TO DO »
Using the listing below, please gather every line containing the word "structure".
* start DATA EXCERPTS *
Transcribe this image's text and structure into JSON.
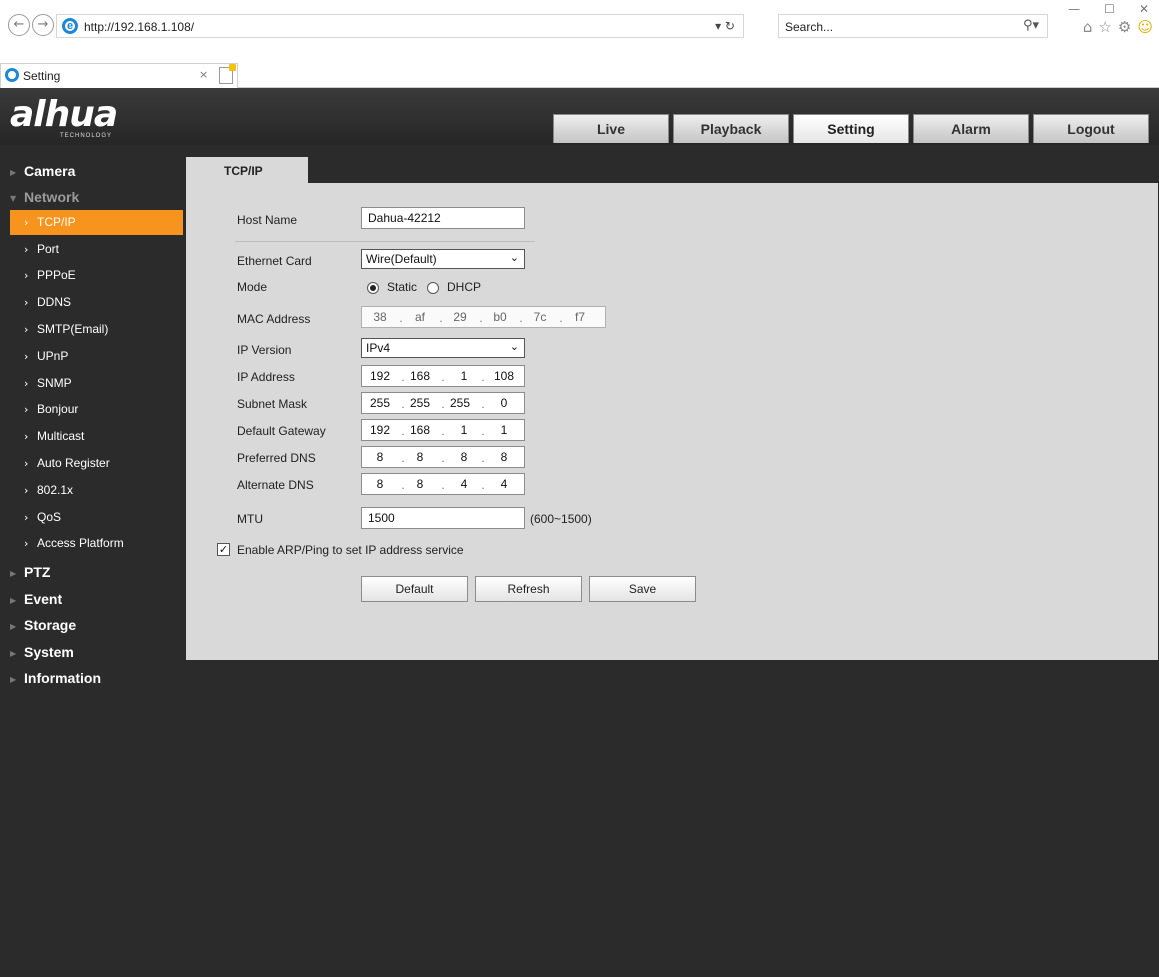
{
  "browser": {
    "url": "http://192.168.1.108/",
    "search_placeholder": "Search...",
    "tab_title": "Setting",
    "tab_close": "×",
    "addr_controls": "▾ ↻"
  },
  "app": {
    "logo": "alhua",
    "logo_sub": "TECHNOLOGY",
    "main_tabs": [
      "Live",
      "Playback",
      "Setting",
      "Alarm",
      "Logout"
    ],
    "active_tab": "Setting"
  },
  "sidebar": {
    "camera": "Camera",
    "network": "Network",
    "network_items": [
      "TCP/IP",
      "Port",
      "PPPoE",
      "DDNS",
      "SMTP(Email)",
      "UPnP",
      "SNMP",
      "Bonjour",
      "Multicast",
      "Auto Register",
      "802.1x",
      "QoS",
      "Access Platform"
    ],
    "ptz": "PTZ",
    "event": "Event",
    "storage": "Storage",
    "system": "System",
    "information": "Information",
    "active_item": "TCP/IP"
  },
  "content": {
    "tab_title": "TCP/IP",
    "host_name_label": "Host Name",
    "host_name_value": "Dahua-42212",
    "ethernet_card_label": "Ethernet Card",
    "ethernet_card_value": "Wire(Default)",
    "mode_label": "Mode",
    "mode_static": "Static",
    "mode_dhcp": "DHCP",
    "mode_selected": "Static",
    "mac_label": "MAC Address",
    "mac": [
      "38",
      "af",
      "29",
      "b0",
      "7c",
      "f7"
    ],
    "ip_version_label": "IP Version",
    "ip_version_value": "IPv4",
    "ip_address_label": "IP Address",
    "ip_address": [
      "192",
      "168",
      "1",
      "108"
    ],
    "subnet_label": "Subnet Mask",
    "subnet": [
      "255",
      "255",
      "255",
      "0"
    ],
    "gateway_label": "Default Gateway",
    "gateway": [
      "192",
      "168",
      "1",
      "1"
    ],
    "pdns_label": "Preferred DNS",
    "pdns": [
      "8",
      "8",
      "8",
      "8"
    ],
    "adns_label": "Alternate DNS",
    "adns": [
      "8",
      "8",
      "4",
      "4"
    ],
    "mtu_label": "MTU",
    "mtu_value": "1500",
    "mtu_range": "(600~1500)",
    "arp_label": "Enable ARP/Ping to set IP address service",
    "arp_checked": true,
    "buttons": {
      "default": "Default",
      "refresh": "Refresh",
      "save": "Save"
    }
  }
}
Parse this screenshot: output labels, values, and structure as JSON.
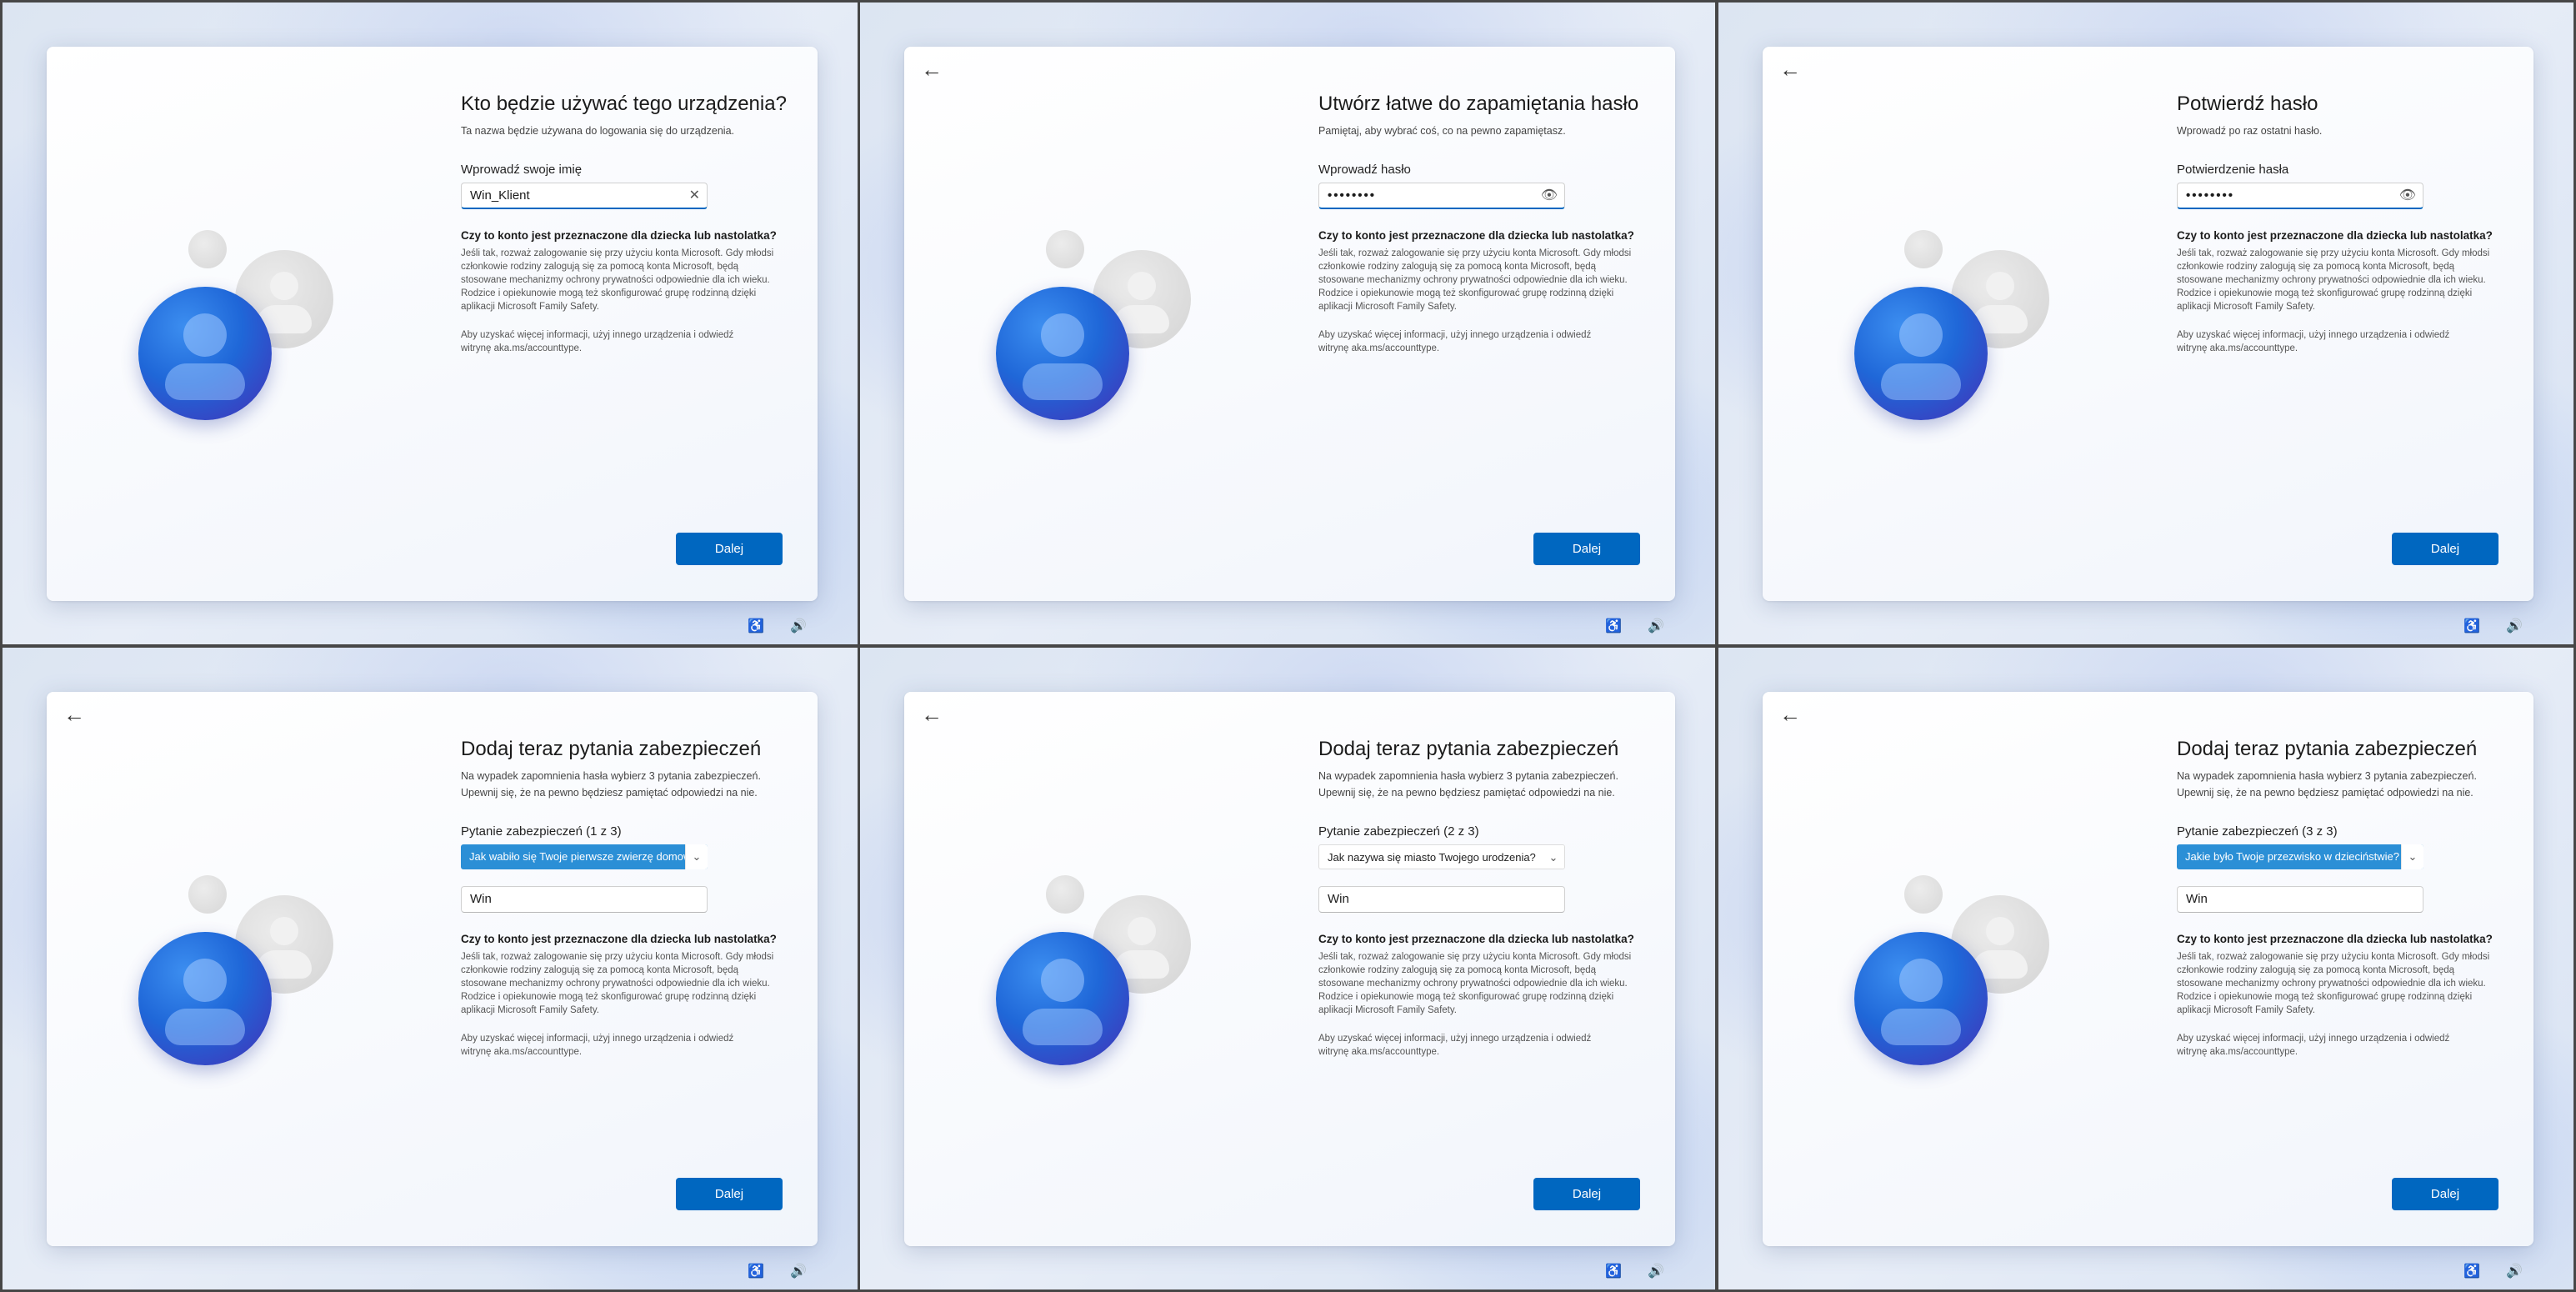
{
  "common": {
    "next_button": "Dalej",
    "back_icon": "←",
    "accessibility_icon": "♿",
    "volume_icon": "🔊",
    "child_title": "Czy to konto jest przeznaczone dla dziecka lub nastolatka?",
    "child_body": "Jeśli tak, rozważ zalogowanie się przy użyciu konta Microsoft. Gdy młodsi członkowie rodziny zalogują się za pomocą konta Microsoft, będą stosowane mechanizmy ochrony prywatności odpowiednie dla ich wieku. Rodzice i opiekunowie mogą też skonfigurować grupę rodzinną dzięki aplikacji Microsoft Family Safety.",
    "more_info": "Aby uzyskać więcej informacji, użyj innego urządzenia i odwiedź witrynę aka.ms/accounttype.",
    "accent_color": "#0067c0"
  },
  "panels": [
    {
      "title": "Kto będzie używać tego urządzenia?",
      "subtitle": "Ta nazwa będzie używana do logowania się do urządzenia.",
      "field_label": "Wprowadź swoje imię",
      "field_value": "Win_Klient",
      "field_icon": "✕"
    },
    {
      "title": "Utwórz łatwe do zapamiętania hasło",
      "subtitle": "Pamiętaj, aby wybrać coś, co na pewno zapamiętasz.",
      "field_label": "Wprowadź hasło",
      "field_value": "••••••••",
      "field_icon": "👁"
    },
    {
      "title": "Potwierdź hasło",
      "subtitle": "Wprowadź po raz ostatni hasło.",
      "field_label": "Potwierdzenie hasła",
      "field_value": "••••••••",
      "field_icon": "👁"
    },
    {
      "title": "Dodaj teraz pytania zabezpieczeń",
      "subtitle": "Na wypadek zapomnienia hasła wybierz 3 pytania zabezpieczeń. Upewnij się, że na pewno będziesz pamiętać odpowiedzi na nie.",
      "field_label": "Pytanie zabezpieczeń (1 z 3)",
      "question": "Jak wabiło się Twoje pierwsze zwierzę domowe?",
      "answer": "Win",
      "chevron": "⌄"
    },
    {
      "title": "Dodaj teraz pytania zabezpieczeń",
      "subtitle": "Na wypadek zapomnienia hasła wybierz 3 pytania zabezpieczeń. Upewnij się, że na pewno będziesz pamiętać odpowiedzi na nie.",
      "field_label": "Pytanie zabezpieczeń (2 z 3)",
      "question": "Jak nazywa się miasto Twojego urodzenia?",
      "answer": "Win",
      "chevron": "⌄"
    },
    {
      "title": "Dodaj teraz pytania zabezpieczeń",
      "subtitle": "Na wypadek zapomnienia hasła wybierz 3 pytania zabezpieczeń. Upewnij się, że na pewno będziesz pamiętać odpowiedzi na nie.",
      "field_label": "Pytanie zabezpieczeń (3 z 3)",
      "question": "Jakie było Twoje przezwisko w dzieciństwie?",
      "answer": "Win",
      "chevron": "⌄"
    }
  ]
}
* end DATA EXCERPTS *
SOLUTION TO THIS TASK »
Transcribe this image's text and structure into JSON.
Parse this screenshot: output labels, values, and structure as JSON.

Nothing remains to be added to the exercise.